**Rows**:
>> Begin

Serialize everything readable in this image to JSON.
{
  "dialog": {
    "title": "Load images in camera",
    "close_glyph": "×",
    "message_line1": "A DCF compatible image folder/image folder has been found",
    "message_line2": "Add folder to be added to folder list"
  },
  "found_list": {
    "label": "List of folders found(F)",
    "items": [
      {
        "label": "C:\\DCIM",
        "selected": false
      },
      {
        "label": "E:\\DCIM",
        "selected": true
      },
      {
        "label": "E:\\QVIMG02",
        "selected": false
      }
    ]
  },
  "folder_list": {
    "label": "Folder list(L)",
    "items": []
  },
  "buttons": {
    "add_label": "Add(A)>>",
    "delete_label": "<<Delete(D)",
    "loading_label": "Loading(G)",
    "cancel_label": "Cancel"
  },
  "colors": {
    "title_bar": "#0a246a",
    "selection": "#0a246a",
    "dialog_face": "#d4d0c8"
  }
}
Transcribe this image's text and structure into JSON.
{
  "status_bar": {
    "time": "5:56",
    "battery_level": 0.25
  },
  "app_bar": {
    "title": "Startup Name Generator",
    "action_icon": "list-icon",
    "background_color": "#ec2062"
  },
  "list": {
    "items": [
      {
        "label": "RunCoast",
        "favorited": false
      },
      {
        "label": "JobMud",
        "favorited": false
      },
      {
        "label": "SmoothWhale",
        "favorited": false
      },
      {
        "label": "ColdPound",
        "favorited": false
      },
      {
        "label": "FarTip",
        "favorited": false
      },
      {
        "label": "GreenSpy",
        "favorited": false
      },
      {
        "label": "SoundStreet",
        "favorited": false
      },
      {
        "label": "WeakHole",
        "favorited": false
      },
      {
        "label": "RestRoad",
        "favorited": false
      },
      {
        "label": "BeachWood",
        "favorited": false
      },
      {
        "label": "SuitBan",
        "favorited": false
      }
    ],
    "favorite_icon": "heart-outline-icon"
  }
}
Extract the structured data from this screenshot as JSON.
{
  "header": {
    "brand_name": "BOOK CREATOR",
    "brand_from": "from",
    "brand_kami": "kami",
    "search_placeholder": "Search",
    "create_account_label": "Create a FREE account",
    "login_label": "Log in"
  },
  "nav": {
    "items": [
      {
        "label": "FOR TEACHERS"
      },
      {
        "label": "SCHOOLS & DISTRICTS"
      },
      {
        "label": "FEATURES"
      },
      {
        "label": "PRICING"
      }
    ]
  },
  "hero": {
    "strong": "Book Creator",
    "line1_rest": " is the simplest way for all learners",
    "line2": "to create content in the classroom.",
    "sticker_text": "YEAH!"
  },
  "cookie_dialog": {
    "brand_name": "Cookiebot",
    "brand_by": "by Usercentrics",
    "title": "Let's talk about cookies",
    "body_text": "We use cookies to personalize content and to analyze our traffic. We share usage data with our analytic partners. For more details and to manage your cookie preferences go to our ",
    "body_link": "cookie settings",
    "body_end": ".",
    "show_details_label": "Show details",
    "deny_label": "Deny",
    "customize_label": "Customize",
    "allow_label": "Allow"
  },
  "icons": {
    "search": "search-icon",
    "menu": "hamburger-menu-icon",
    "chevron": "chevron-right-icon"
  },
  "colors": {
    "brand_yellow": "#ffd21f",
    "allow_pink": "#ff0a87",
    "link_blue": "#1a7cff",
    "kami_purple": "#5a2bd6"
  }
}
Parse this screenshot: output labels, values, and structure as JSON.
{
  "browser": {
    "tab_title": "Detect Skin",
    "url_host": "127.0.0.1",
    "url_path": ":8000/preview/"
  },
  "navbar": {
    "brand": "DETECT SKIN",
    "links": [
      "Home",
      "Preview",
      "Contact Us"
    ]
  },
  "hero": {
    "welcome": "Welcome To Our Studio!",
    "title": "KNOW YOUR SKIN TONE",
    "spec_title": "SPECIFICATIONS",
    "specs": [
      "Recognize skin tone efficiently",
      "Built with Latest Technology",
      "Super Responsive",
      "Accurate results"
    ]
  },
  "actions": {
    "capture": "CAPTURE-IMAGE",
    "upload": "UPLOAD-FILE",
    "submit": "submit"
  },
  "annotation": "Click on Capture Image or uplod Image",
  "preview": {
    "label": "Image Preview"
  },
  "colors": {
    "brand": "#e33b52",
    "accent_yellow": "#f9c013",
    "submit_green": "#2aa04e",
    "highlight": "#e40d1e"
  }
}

>> End

Each record must be returned exactly as it is written.

**Task result**:
Serialize everything readable in this image to JSON.
{
  "dialog": {
    "title": "Load images in camera",
    "close_glyph": "×",
    "message_line1": "A DCF compatible image folder/image folder has been found",
    "message_line2": "Add folder to be added to folder list"
  },
  "found_list": {
    "label": "List of folders found(F)",
    "items": [
      {
        "label": "C:\\DCIM",
        "selected": false
      },
      {
        "label": "E:\\DCIM",
        "selected": true
      },
      {
        "label": "E:\\QVIMG02",
        "selected": false
      }
    ]
  },
  "folder_list": {
    "label": "Folder list(L)",
    "items": []
  },
  "buttons": {
    "add_label": "Add(A)>>",
    "delete_label": "<<Delete(D)",
    "loading_label": "Loading(G)",
    "cancel_label": "Cancel"
  },
  "colors": {
    "title_bar": "#0a246a",
    "selection": "#0a246a",
    "dialog_face": "#d4d0c8"
  }
}
Transcribe this image's text and structure into JSON.
{
  "status_bar": {
    "time": "5:56",
    "battery_level": 0.25
  },
  "app_bar": {
    "title": "Startup Name Generator",
    "action_icon": "list-icon",
    "background_color": "#ec2062"
  },
  "list": {
    "items": [
      {
        "label": "RunCoast",
        "favorited": false
      },
      {
        "label": "JobMud",
        "favorited": false
      },
      {
        "label": "SmoothWhale",
        "favorited": false
      },
      {
        "label": "ColdPound",
        "favorited": false
      },
      {
        "label": "FarTip",
        "favorited": false
      },
      {
        "label": "GreenSpy",
        "favorited": false
      },
      {
        "label": "SoundStreet",
        "favorited": false
      },
      {
        "label": "WeakHole",
        "favorited": false
      },
      {
        "label": "RestRoad",
        "favorited": false
      },
      {
        "label": "BeachWood",
        "favorited": false
      },
      {
        "label": "SuitBan",
        "favorited": false
      }
    ],
    "favorite_icon": "heart-outline-icon"
  }
}
Extract the structured data from this screenshot as JSON.
{
  "header": {
    "brand_name": "BOOK CREATOR",
    "brand_from": "from",
    "brand_kami": "kami",
    "search_placeholder": "Search",
    "create_account_label": "Create a FREE account",
    "login_label": "Log in"
  },
  "nav": {
    "items": [
      {
        "label": "FOR TEACHERS"
      },
      {
        "label": "SCHOOLS & DISTRICTS"
      },
      {
        "label": "FEATURES"
      },
      {
        "label": "PRICING"
      }
    ]
  },
  "hero": {
    "strong": "Book Creator",
    "line1_rest": " is the simplest way for all learners",
    "line2": "to create content in the classroom.",
    "sticker_text": "YEAH!"
  },
  "cookie_dialog": {
    "brand_name": "Cookiebot",
    "brand_by": "by Usercentrics",
    "title": "Let's talk about cookies",
    "body_text": "We use cookies to personalize content and to analyze our traffic. We share usage data with our analytic partners. For more details and to manage your cookie preferences go to our ",
    "body_link": "cookie settings",
    "body_end": ".",
    "show_details_label": "Show details",
    "deny_label": "Deny",
    "customize_label": "Customize",
    "allow_label": "Allow"
  },
  "icons": {
    "search": "search-icon",
    "menu": "hamburger-menu-icon",
    "chevron": "chevron-right-icon"
  },
  "colors": {
    "brand_yellow": "#ffd21f",
    "allow_pink": "#ff0a87",
    "link_blue": "#1a7cff",
    "kami_purple": "#5a2bd6"
  }
}
Parse this screenshot: output labels, values, and structure as JSON.
{
  "browser": {
    "tab_title": "Detect Skin",
    "url_host": "127.0.0.1",
    "url_path": ":8000/preview/"
  },
  "navbar": {
    "brand": "DETECT SKIN",
    "links": [
      "Home",
      "Preview",
      "Contact Us"
    ]
  },
  "hero": {
    "welcome": "Welcome To Our Studio!",
    "title": "KNOW YOUR SKIN TONE",
    "spec_title": "SPECIFICATIONS",
    "specs": [
      "Recognize skin tone efficiently",
      "Built with Latest Technology",
      "Super Responsive",
      "Accurate results"
    ]
  },
  "actions": {
    "capture": "CAPTURE-IMAGE",
    "upload": "UPLOAD-FILE",
    "submit": "submit"
  },
  "annotation": "Click on Capture Image or uplod Image",
  "preview": {
    "label": "Image Preview"
  },
  "colors": {
    "brand": "#e33b52",
    "accent_yellow": "#f9c013",
    "submit_green": "#2aa04e",
    "highlight": "#e40d1e"
  }
}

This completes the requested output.